◆ Part of a data file ◆
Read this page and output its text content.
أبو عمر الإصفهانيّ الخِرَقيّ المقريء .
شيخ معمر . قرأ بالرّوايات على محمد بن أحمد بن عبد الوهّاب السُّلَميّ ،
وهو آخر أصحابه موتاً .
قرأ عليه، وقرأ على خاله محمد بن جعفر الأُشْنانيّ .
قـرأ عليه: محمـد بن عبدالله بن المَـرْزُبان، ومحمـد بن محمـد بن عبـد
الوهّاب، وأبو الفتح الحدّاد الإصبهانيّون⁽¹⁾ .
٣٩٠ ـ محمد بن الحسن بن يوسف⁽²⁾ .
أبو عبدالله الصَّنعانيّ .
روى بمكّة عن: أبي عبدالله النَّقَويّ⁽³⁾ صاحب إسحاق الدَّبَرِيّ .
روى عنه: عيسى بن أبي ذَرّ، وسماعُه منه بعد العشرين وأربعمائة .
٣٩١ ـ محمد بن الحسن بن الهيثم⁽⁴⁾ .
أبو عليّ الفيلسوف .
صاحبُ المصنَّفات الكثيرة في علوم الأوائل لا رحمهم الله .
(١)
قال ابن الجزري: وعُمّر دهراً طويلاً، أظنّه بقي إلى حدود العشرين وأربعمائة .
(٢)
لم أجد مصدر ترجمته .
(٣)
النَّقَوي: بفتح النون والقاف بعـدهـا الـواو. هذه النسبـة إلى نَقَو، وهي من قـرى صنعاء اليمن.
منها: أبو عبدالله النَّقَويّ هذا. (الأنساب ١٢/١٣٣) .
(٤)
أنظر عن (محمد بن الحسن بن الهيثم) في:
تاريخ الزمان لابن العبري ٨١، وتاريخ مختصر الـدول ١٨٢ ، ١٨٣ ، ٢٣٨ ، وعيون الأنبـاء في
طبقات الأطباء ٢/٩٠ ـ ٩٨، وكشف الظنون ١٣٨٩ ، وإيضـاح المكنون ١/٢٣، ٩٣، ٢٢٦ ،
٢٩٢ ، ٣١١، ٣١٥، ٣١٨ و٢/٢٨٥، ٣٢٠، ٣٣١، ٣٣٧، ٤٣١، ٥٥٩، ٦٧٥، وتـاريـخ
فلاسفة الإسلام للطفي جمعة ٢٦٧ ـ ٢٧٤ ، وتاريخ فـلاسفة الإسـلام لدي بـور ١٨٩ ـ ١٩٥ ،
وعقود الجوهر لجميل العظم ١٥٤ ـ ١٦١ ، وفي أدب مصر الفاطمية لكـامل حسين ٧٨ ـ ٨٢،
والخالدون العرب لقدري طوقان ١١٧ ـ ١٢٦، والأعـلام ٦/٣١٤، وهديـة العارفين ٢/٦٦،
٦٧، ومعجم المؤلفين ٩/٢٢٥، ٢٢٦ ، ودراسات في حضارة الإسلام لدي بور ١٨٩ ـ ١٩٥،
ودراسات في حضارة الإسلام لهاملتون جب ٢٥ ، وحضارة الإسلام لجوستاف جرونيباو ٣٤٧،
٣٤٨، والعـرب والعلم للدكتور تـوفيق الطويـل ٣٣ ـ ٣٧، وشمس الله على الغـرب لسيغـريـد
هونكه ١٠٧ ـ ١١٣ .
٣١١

◆ Instructions to follow ◆
Check each line in the records for the word "الإسلام" and say how many have it, with nothing else.

◆ Task result ◆
3